Given request: Sift the material for lines containing "click", and return them.

Supplied data:
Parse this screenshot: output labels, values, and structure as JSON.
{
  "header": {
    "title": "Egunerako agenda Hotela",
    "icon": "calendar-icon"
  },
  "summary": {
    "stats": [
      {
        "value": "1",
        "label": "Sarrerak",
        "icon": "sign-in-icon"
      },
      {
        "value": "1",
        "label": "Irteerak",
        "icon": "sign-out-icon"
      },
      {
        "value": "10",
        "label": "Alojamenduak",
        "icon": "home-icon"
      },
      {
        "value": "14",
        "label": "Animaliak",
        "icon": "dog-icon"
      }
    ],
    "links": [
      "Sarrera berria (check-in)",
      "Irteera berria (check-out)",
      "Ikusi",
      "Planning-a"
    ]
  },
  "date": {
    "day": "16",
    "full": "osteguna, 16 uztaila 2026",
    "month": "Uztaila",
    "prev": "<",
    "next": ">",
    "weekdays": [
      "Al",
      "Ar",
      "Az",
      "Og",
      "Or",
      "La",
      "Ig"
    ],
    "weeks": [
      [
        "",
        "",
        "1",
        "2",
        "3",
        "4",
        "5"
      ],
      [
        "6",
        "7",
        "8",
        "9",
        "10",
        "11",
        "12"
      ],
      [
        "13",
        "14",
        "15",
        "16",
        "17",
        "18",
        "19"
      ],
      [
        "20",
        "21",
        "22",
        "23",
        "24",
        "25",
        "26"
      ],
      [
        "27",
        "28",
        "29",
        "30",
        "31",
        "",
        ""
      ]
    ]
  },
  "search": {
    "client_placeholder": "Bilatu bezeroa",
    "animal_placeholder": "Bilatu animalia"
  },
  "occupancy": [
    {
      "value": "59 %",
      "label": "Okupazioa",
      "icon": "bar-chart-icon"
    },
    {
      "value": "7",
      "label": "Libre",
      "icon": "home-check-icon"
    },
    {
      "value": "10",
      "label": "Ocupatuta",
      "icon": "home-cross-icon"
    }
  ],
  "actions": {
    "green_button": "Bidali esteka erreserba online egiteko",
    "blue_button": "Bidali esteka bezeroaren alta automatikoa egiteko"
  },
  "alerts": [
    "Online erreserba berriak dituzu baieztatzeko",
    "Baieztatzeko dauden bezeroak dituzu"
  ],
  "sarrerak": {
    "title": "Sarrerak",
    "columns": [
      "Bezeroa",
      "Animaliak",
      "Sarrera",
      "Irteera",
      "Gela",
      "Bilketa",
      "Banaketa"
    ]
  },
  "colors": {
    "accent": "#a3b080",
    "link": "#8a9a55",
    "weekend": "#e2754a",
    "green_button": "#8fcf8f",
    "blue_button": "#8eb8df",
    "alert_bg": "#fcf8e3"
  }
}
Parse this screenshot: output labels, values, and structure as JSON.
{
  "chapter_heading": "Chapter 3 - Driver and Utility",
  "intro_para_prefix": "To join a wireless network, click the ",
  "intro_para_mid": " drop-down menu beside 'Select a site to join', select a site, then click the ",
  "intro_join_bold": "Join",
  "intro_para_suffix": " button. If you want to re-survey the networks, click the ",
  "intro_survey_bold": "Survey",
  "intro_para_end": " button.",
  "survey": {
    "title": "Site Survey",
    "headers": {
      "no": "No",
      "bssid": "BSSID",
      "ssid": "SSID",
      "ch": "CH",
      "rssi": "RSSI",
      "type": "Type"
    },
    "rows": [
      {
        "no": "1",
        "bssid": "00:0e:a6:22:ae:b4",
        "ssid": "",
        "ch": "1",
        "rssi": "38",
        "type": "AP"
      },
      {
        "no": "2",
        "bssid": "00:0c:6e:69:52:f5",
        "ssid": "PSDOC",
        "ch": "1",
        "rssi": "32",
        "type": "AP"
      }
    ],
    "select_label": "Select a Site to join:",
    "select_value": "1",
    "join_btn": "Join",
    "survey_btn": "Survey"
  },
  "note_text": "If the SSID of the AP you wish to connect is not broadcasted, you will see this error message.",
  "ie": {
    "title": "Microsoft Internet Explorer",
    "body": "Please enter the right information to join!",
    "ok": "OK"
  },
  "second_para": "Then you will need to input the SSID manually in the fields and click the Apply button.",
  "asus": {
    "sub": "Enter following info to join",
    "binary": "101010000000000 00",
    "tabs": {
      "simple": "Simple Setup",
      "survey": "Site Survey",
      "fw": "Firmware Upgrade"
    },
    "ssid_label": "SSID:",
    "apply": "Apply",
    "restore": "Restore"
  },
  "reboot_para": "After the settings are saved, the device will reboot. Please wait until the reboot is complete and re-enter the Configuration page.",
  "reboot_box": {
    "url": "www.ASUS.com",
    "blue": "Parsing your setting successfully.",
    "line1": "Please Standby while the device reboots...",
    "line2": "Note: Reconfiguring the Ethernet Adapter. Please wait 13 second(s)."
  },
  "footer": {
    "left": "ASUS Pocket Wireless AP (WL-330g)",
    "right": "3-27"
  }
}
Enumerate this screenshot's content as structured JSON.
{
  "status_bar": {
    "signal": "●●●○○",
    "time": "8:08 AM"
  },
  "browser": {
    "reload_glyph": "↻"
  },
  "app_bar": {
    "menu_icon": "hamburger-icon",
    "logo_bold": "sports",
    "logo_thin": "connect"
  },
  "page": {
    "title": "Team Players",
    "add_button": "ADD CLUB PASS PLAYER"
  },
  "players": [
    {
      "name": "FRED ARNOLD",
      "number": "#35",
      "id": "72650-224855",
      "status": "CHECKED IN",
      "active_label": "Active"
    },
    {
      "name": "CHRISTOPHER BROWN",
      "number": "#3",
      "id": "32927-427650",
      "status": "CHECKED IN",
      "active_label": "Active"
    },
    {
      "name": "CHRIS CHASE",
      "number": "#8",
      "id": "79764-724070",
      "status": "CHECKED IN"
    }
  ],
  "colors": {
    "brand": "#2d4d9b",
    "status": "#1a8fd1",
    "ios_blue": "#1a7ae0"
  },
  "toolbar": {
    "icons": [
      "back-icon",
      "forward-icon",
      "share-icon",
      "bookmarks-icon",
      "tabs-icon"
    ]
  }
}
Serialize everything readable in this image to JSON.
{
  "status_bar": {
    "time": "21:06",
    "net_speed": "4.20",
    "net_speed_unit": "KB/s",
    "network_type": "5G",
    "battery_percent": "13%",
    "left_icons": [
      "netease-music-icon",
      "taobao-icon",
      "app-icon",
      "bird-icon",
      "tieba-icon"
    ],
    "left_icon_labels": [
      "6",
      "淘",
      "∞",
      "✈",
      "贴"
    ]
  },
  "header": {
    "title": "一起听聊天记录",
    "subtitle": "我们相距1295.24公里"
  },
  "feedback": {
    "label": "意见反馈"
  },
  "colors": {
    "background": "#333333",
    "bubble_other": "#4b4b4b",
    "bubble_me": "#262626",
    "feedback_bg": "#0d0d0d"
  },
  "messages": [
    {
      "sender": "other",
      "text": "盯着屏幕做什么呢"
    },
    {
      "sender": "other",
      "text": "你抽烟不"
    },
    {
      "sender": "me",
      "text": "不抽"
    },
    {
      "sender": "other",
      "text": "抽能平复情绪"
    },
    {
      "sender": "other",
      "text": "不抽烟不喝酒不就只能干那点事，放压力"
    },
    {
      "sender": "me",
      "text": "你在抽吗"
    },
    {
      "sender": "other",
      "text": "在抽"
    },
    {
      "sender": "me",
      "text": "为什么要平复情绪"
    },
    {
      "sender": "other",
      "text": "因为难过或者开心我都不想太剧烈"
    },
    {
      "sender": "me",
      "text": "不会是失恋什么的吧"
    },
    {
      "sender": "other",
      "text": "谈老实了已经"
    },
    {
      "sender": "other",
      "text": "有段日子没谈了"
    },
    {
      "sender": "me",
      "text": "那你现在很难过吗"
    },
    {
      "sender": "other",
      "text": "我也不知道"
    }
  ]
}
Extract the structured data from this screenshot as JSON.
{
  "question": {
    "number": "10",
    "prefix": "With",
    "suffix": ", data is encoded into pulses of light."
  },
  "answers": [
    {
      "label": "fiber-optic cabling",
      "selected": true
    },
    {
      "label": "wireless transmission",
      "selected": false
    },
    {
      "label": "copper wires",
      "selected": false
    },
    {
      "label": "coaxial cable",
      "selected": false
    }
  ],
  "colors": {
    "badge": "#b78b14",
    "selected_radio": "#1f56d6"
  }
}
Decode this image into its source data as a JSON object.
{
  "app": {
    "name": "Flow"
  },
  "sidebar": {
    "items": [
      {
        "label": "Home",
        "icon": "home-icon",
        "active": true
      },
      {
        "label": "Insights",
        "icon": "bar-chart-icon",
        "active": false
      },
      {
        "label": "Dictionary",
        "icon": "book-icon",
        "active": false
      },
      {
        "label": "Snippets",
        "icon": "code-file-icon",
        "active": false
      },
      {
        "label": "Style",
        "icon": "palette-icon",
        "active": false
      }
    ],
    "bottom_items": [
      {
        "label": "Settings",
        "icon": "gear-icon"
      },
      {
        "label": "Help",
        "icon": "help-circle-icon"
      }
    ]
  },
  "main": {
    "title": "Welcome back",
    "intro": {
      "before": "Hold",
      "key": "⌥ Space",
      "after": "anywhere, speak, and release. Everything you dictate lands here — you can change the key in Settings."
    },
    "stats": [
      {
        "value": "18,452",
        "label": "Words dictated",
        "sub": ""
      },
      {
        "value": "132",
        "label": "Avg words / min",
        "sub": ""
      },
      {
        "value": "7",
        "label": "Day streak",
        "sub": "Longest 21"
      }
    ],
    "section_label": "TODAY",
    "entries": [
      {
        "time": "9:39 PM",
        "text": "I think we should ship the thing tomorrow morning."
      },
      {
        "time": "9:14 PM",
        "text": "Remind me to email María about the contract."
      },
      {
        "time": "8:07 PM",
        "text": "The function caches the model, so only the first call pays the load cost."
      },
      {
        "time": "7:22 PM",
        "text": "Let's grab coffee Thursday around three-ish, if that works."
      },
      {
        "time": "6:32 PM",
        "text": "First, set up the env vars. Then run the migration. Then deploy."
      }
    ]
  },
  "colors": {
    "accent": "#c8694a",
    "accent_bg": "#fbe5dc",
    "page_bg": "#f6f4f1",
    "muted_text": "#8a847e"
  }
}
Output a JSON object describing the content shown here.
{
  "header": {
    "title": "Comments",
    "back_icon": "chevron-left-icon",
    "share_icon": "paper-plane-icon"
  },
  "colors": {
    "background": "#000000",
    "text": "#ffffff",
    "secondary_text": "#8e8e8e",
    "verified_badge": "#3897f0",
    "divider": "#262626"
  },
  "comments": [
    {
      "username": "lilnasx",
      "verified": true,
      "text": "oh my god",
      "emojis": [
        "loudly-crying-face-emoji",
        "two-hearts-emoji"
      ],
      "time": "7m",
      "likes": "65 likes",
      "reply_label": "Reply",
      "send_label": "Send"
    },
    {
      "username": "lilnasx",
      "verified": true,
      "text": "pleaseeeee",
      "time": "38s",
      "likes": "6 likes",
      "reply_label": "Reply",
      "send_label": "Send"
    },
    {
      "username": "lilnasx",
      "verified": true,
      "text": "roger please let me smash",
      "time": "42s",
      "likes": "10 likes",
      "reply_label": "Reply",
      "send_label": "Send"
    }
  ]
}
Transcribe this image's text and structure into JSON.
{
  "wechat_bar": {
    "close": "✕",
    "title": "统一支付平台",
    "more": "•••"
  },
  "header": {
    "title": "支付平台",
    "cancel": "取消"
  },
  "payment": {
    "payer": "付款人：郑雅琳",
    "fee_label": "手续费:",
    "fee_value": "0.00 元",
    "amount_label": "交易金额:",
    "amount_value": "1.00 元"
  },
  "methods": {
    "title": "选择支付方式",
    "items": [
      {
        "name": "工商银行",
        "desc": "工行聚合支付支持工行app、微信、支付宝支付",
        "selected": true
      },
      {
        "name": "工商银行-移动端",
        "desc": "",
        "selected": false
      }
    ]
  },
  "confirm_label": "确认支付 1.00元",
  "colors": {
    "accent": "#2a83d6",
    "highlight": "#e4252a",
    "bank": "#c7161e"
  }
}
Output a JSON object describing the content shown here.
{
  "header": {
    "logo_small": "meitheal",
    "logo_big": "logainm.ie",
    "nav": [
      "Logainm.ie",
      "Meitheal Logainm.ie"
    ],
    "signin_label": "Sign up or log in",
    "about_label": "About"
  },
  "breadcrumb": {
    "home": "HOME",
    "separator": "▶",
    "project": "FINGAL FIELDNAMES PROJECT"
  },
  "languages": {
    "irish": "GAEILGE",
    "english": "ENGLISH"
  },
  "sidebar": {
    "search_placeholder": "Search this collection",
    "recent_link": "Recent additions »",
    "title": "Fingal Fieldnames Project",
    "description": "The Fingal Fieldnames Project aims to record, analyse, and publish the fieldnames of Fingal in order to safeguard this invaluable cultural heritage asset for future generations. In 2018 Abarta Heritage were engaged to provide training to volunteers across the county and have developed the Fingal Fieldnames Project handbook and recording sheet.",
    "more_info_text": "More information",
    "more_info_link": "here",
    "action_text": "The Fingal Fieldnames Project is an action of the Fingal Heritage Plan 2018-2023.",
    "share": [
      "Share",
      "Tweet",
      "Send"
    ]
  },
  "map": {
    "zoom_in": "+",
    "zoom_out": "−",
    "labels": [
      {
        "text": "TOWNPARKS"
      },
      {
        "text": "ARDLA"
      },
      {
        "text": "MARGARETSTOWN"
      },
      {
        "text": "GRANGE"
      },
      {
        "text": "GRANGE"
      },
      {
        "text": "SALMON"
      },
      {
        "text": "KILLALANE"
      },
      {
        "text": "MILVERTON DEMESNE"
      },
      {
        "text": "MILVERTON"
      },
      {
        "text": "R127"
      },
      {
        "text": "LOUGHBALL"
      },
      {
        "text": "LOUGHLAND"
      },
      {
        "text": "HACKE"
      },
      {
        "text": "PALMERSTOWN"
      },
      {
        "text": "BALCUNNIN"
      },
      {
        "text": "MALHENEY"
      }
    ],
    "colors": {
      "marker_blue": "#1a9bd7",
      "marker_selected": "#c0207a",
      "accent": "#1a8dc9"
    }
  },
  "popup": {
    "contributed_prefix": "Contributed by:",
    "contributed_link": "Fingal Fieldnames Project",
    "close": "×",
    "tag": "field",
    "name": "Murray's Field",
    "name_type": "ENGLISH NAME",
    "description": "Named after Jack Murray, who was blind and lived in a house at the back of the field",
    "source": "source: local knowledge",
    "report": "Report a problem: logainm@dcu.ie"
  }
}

Written reply:
  "intro_para_prefix": "To join a wireless network, click the ",
  "intro_para_mid": " drop-down menu beside 'Select a site to join', select a site, then click the ",
  "intro_para_suffix": " button. If you want to re-survey the networks, click the ",
  "second_para": "Then you will need to input the SSID manually in the fields and click the Apply button.",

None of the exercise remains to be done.